[Short task]: Quote the listing below in its entirety.

[Begin Material shown]

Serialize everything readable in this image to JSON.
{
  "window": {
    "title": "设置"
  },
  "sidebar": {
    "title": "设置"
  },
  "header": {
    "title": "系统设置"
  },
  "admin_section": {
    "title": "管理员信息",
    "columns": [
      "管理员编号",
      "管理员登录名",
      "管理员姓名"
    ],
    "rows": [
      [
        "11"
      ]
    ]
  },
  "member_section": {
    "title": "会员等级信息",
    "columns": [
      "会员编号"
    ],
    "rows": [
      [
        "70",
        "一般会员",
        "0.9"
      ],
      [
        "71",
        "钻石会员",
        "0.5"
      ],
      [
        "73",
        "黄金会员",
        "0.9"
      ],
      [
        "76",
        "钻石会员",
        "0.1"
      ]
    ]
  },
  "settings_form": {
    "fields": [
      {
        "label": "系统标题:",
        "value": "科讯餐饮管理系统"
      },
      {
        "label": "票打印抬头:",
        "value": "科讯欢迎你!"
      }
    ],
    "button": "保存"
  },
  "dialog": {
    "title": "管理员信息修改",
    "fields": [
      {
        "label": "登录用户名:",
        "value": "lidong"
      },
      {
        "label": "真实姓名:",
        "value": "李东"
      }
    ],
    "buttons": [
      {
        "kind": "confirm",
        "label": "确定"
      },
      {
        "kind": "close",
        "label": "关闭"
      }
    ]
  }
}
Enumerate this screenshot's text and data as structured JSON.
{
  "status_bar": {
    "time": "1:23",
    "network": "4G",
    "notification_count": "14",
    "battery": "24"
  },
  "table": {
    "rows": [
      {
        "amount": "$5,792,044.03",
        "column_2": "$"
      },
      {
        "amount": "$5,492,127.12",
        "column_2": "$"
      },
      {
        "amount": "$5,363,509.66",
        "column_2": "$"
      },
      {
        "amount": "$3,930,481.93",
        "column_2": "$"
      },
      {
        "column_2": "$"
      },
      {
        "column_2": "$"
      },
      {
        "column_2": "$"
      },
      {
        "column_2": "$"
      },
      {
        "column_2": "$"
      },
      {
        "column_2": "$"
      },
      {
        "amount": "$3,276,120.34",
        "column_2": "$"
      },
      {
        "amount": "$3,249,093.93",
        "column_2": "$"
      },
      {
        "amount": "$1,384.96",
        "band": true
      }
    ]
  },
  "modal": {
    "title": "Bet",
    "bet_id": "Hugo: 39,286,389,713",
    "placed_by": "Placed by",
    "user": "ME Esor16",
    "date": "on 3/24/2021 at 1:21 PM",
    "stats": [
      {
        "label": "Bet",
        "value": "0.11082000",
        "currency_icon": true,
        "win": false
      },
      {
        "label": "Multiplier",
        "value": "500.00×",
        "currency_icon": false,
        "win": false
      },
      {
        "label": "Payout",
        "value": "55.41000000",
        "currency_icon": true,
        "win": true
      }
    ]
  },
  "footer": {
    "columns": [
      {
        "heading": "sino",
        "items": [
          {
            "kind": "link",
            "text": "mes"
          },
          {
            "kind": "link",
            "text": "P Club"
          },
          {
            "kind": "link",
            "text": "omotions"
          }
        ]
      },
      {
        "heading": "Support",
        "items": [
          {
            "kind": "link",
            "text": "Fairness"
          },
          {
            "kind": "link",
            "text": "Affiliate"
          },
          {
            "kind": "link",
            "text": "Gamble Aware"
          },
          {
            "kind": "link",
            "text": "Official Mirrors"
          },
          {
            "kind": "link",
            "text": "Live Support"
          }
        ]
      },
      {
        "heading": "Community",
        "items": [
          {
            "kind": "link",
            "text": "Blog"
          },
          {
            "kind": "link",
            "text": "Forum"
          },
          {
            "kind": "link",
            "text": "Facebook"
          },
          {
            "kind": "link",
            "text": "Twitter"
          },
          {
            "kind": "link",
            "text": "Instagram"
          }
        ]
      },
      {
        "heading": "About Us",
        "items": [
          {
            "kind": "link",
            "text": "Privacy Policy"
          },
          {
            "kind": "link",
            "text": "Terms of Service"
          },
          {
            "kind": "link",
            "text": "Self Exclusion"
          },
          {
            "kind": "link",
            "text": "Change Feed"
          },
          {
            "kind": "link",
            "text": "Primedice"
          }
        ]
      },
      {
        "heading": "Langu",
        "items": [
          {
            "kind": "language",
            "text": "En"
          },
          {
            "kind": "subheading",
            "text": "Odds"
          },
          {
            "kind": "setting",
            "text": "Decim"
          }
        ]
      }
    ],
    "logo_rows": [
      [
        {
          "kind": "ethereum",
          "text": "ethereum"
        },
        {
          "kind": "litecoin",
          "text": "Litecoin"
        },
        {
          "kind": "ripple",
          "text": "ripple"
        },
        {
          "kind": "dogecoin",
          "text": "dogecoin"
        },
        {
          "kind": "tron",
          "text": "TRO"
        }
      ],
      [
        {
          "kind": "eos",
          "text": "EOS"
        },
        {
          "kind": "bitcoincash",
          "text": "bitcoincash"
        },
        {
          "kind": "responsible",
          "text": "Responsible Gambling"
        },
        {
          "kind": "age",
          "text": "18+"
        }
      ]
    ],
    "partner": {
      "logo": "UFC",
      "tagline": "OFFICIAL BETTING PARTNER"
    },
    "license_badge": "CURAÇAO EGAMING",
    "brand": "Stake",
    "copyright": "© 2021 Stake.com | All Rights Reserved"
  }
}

[End Material shown]

[Response to the task]:
Serialize everything readable in this image to JSON.
{
  "window": {
    "title": "设置"
  },
  "sidebar": {
    "title": "设置"
  },
  "header": {
    "title": "系统设置"
  },
  "admin_section": {
    "title": "管理员信息",
    "columns": [
      "管理员编号",
      "管理员登录名",
      "管理员姓名"
    ],
    "rows": [
      [
        "11"
      ]
    ]
  },
  "member_section": {
    "title": "会员等级信息",
    "columns": [
      "会员编号"
    ],
    "rows": [
      [
        "70",
        "一般会员",
        "0.9"
      ],
      [
        "71",
        "钻石会员",
        "0.5"
      ],
      [
        "73",
        "黄金会员",
        "0.9"
      ],
      [
        "76",
        "钻石会员",
        "0.1"
      ]
    ]
  },
  "settings_form": {
    "fields": [
      {
        "label": "系统标题:",
        "value": "科讯餐饮管理系统"
      },
      {
        "label": "票打印抬头:",
        "value": "科讯欢迎你!"
      }
    ],
    "button": "保存"
  },
  "dialog": {
    "title": "管理员信息修改",
    "fields": [
      {
        "label": "登录用户名:",
        "value": "lidong"
      },
      {
        "label": "真实姓名:",
        "value": "李东"
      }
    ],
    "buttons": [
      {
        "kind": "confirm",
        "label": "确定"
      },
      {
        "kind": "close",
        "label": "关闭"
      }
    ]
  }
}
Enumerate this screenshot's text and data as structured JSON.
{
  "status_bar": {
    "time": "1:23",
    "network": "4G",
    "notification_count": "14",
    "battery": "24"
  },
  "table": {
    "rows": [
      {
        "amount": "$5,792,044.03",
        "column_2": "$"
      },
      {
        "amount": "$5,492,127.12",
        "column_2": "$"
      },
      {
        "amount": "$5,363,509.66",
        "column_2": "$"
      },
      {
        "amount": "$3,930,481.93",
        "column_2": "$"
      },
      {
        "column_2": "$"
      },
      {
        "column_2": "$"
      },
      {
        "column_2": "$"
      },
      {
        "column_2": "$"
      },
      {
        "column_2": "$"
      },
      {
        "column_2": "$"
      },
      {
        "amount": "$3,276,120.34",
        "column_2": "$"
      },
      {
        "amount": "$3,249,093.93",
        "column_2": "$"
      },
      {
        "amount": "$1,384.96",
        "band": true
      }
    ]
  },
  "modal": {
    "title": "Bet",
    "bet_id": "Hugo: 39,286,389,713",
    "placed_by": "Placed by",
    "user": "ME Esor16",
    "date": "on 3/24/2021 at 1:21 PM",
    "stats": [
      {
        "label": "Bet",
        "value": "0.11082000",
        "currency_icon": true,
        "win": false
      },
      {
        "label": "Multiplier",
        "value": "500.00×",
        "currency_icon": false,
        "win": false
      },
      {
        "label": "Payout",
        "value": "55.41000000",
        "currency_icon": true,
        "win": true
      }
    ]
  },
  "footer": {
    "columns": [
      {
        "heading": "sino",
        "items": [
          {
            "kind": "link",
            "text": "mes"
          },
          {
            "kind": "link",
            "text": "P Club"
          },
          {
            "kind": "link",
            "text": "omotions"
          }
        ]
      },
      {
        "heading": "Support",
        "items": [
          {
            "kind": "link",
            "text": "Fairness"
          },
          {
            "kind": "link",
            "text": "Affiliate"
          },
          {
            "kind": "link",
            "text": "Gamble Aware"
          },
          {
            "kind": "link",
            "text": "Official Mirrors"
          },
          {
            "kind": "link",
            "text": "Live Support"
          }
        ]
      },
      {
        "heading": "Community",
        "items": [
          {
            "kind": "link",
            "text": "Blog"
          },
          {
            "kind": "link",
            "text": "Forum"
          },
          {
            "kind": "link",
            "text": "Facebook"
          },
          {
            "kind": "link",
            "text": "Twitter"
          },
          {
            "kind": "link",
            "text": "Instagram"
          }
        ]
      },
      {
        "heading": "About Us",
        "items": [
          {
            "kind": "link",
            "text": "Privacy Policy"
          },
          {
            "kind": "link",
            "text": "Terms of Service"
          },
          {
            "kind": "link",
            "text": "Self Exclusion"
          },
          {
            "kind": "link",
            "text": "Change Feed"
          },
          {
            "kind": "link",
            "text": "Primedice"
          }
        ]
      },
      {
        "heading": "Langu",
        "items": [
          {
            "kind": "language",
            "text": "En"
          },
          {
            "kind": "subheading",
            "text": "Odds"
          },
          {
            "kind": "setting",
            "text": "Decim"
          }
        ]
      }
    ],
    "logo_rows": [
      [
        {
          "kind": "ethereum",
          "text": "ethereum"
        },
        {
          "kind": "litecoin",
          "text": "Litecoin"
        },
        {
          "kind": "ripple",
          "text": "ripple"
        },
        {
          "kind": "dogecoin",
          "text": "dogecoin"
        },
        {
          "kind": "tron",
          "text": "TRO"
        }
      ],
      [
        {
          "kind": "eos",
          "text": "EOS"
        },
        {
          "kind": "bitcoincash",
          "text": "bitcoincash"
        },
        {
          "kind": "responsible",
          "text": "Responsible Gambling"
        },
        {
          "kind": "age",
          "text": "18+"
        }
      ]
    ],
    "partner": {
      "logo": "UFC",
      "tagline": "OFFICIAL BETTING PARTNER"
    },
    "license_badge": "CURAÇAO EGAMING",
    "brand": "Stake",
    "copyright": "© 2021 Stake.com | All Rights Reserved"
  }
}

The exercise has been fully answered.